## [STORED ROWS]
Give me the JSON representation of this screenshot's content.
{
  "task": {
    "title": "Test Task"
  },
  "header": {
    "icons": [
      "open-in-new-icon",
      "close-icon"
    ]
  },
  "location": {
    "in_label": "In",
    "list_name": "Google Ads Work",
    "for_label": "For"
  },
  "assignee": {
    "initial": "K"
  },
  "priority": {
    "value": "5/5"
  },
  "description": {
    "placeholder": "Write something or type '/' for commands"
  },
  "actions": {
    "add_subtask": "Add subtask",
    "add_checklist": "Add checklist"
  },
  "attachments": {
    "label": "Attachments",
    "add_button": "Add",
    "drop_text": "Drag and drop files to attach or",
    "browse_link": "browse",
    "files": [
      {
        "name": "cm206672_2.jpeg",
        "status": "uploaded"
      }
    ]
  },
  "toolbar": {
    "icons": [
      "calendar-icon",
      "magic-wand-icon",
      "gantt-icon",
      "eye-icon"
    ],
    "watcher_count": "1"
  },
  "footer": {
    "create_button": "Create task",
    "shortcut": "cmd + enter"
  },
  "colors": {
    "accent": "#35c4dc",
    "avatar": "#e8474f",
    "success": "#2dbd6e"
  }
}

## [DIRECTIVE]
Identify each line containing the string "files" and copy it out.

## [TASK OUTPUT]
    "drop_text": "Drag and drop files to attach or",
    "files": [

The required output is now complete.